> _What needs to be done_: All of the data below should be written out exactly.

> _Record excerpts_:

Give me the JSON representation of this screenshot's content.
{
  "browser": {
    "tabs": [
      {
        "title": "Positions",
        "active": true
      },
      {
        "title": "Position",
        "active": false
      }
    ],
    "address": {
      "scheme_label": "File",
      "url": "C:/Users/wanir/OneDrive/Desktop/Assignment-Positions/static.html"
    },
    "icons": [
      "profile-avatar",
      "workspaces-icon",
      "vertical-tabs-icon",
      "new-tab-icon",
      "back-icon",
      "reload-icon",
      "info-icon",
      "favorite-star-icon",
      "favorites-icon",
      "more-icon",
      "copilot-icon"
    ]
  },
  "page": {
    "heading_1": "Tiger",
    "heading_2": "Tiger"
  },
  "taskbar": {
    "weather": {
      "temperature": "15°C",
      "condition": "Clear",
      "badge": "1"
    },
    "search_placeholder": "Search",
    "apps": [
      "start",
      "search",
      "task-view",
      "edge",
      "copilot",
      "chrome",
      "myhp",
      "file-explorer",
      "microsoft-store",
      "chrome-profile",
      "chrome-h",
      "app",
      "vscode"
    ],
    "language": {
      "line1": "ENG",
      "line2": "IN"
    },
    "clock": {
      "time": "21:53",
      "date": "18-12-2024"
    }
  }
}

> _Output_:
Give me the JSON representation of this screenshot's content.
{
  "browser": {
    "tabs": [
      {
        "title": "Positions",
        "active": true
      },
      {
        "title": "Position",
        "active": false
      }
    ],
    "address": {
      "scheme_label": "File",
      "url": "C:/Users/wanir/OneDrive/Desktop/Assignment-Positions/static.html"
    },
    "icons": [
      "profile-avatar",
      "workspaces-icon",
      "vertical-tabs-icon",
      "new-tab-icon",
      "back-icon",
      "reload-icon",
      "info-icon",
      "favorite-star-icon",
      "favorites-icon",
      "more-icon",
      "copilot-icon"
    ]
  },
  "page": {
    "heading_1": "Tiger",
    "heading_2": "Tiger"
  },
  "taskbar": {
    "weather": {
      "temperature": "15°C",
      "condition": "Clear",
      "badge": "1"
    },
    "search_placeholder": "Search",
    "apps": [
      "start",
      "search",
      "task-view",
      "edge",
      "copilot",
      "chrome",
      "myhp",
      "file-explorer",
      "microsoft-store",
      "chrome-profile",
      "chrome-h",
      "app",
      "vscode"
    ],
    "language": {
      "line1": "ENG",
      "line2": "IN"
    },
    "clock": {
      "time": "21:53",
      "date": "18-12-2024"
    }
  }
}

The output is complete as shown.